BEGIN Input records

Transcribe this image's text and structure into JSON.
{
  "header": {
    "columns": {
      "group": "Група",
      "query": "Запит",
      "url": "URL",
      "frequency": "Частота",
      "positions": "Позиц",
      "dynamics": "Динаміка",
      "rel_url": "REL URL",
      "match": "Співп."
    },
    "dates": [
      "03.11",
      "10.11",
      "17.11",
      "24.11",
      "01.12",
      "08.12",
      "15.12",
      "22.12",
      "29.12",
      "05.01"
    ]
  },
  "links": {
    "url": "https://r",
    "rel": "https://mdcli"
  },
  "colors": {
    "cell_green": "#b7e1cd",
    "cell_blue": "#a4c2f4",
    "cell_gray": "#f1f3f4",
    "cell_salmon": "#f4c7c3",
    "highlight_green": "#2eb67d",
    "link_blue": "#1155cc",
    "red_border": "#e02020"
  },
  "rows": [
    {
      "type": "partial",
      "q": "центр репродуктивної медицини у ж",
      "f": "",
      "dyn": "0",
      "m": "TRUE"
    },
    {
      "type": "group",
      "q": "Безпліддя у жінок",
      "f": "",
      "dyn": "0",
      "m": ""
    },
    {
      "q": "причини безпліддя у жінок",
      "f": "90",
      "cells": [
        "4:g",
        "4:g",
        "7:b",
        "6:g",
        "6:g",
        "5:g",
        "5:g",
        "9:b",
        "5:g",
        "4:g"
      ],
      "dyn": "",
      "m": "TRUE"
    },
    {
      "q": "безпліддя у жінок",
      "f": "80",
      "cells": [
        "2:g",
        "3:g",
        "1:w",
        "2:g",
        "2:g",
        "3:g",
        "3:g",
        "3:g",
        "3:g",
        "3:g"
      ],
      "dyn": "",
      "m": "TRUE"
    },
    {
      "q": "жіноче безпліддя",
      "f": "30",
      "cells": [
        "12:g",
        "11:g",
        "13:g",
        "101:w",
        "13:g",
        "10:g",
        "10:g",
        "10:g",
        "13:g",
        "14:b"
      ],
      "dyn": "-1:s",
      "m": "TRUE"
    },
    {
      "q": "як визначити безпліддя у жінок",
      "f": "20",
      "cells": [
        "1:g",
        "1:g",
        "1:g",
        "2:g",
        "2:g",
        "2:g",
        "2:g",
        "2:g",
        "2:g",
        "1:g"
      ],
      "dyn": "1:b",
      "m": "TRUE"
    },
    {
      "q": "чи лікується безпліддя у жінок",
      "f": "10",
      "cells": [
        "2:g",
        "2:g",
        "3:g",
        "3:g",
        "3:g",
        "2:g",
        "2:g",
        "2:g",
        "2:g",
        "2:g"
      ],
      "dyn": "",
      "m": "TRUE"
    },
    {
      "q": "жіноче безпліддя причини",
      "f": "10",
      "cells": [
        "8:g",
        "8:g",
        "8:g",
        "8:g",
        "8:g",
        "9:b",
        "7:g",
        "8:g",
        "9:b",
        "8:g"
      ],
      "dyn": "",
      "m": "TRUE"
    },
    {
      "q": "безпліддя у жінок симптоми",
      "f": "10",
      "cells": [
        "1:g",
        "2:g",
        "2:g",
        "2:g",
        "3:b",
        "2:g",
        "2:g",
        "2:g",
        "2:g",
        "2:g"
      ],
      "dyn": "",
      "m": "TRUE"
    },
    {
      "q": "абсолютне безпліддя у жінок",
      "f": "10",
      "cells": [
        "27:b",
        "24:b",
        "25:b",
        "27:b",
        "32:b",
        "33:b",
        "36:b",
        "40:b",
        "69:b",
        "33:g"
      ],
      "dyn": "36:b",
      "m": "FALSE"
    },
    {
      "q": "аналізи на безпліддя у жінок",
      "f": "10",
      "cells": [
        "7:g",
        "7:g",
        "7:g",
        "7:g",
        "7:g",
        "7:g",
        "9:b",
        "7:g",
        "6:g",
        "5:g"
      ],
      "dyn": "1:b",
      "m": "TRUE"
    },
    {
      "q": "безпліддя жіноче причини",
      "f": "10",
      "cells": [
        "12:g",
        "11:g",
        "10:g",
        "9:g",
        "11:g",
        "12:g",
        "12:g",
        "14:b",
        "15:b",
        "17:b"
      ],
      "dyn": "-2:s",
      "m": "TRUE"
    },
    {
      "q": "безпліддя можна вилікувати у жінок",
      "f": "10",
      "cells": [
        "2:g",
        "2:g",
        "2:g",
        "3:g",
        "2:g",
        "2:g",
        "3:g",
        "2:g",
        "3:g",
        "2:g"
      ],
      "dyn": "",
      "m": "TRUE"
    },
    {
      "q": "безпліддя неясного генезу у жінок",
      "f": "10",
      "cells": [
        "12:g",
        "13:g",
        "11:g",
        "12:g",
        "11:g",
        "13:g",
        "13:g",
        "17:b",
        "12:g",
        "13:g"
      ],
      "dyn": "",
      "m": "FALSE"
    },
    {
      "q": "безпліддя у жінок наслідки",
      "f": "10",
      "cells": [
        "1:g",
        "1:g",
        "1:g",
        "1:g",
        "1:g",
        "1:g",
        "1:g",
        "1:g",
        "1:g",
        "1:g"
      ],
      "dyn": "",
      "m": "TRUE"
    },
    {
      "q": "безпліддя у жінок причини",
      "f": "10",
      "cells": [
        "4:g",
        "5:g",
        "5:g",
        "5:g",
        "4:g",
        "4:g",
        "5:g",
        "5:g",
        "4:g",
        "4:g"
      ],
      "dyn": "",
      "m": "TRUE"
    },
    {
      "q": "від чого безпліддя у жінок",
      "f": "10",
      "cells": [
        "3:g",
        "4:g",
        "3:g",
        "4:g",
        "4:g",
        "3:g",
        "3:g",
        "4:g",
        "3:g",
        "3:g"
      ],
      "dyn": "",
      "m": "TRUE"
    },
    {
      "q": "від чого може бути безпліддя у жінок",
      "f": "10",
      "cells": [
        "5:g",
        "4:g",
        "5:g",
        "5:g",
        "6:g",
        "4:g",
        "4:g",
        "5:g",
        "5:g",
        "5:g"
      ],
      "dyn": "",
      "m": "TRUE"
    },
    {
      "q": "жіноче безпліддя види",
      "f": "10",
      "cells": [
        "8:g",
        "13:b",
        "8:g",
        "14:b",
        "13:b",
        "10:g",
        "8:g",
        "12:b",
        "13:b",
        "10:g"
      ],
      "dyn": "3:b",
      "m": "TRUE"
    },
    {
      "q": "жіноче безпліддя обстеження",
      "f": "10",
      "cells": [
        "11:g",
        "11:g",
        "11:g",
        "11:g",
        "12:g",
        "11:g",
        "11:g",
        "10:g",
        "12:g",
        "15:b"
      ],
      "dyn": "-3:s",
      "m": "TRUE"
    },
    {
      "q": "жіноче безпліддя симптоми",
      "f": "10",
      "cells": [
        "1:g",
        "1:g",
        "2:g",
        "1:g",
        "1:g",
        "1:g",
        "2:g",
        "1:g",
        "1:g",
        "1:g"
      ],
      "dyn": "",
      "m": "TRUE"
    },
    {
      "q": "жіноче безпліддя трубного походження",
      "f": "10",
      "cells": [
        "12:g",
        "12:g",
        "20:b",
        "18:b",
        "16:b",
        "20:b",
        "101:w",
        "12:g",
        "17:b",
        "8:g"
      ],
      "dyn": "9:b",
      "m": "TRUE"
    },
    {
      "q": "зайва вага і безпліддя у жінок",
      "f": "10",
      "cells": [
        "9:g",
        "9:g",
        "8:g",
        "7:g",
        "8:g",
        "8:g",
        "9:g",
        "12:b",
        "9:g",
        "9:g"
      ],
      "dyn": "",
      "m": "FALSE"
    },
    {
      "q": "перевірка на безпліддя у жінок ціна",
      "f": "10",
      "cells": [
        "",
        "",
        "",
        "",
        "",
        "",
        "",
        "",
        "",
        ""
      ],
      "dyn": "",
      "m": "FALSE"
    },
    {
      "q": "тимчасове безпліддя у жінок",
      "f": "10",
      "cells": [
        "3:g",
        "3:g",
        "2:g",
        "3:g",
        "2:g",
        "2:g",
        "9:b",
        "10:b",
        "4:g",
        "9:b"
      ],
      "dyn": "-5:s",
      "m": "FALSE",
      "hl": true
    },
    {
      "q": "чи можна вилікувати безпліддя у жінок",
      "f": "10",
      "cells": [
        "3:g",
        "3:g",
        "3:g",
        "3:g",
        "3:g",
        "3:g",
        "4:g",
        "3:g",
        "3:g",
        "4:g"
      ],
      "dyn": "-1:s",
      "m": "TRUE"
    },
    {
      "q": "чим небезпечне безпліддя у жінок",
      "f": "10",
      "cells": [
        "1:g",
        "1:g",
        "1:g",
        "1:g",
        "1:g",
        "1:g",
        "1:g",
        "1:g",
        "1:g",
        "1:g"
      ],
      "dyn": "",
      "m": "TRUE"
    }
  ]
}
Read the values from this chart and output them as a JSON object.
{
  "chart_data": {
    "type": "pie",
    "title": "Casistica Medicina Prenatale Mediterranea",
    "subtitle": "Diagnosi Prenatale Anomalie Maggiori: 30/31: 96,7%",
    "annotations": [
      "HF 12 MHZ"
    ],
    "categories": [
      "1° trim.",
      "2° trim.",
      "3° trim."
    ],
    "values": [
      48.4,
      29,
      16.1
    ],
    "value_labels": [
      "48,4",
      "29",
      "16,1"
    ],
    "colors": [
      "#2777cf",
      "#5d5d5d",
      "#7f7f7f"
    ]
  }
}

END Input records

## Instructions for the task
Gather, from the listing above, every line carrying the word "this".

## Answer in full
Transcribe this image's text and structure into JSON.
Read the values from this chart and output them as a JSON object.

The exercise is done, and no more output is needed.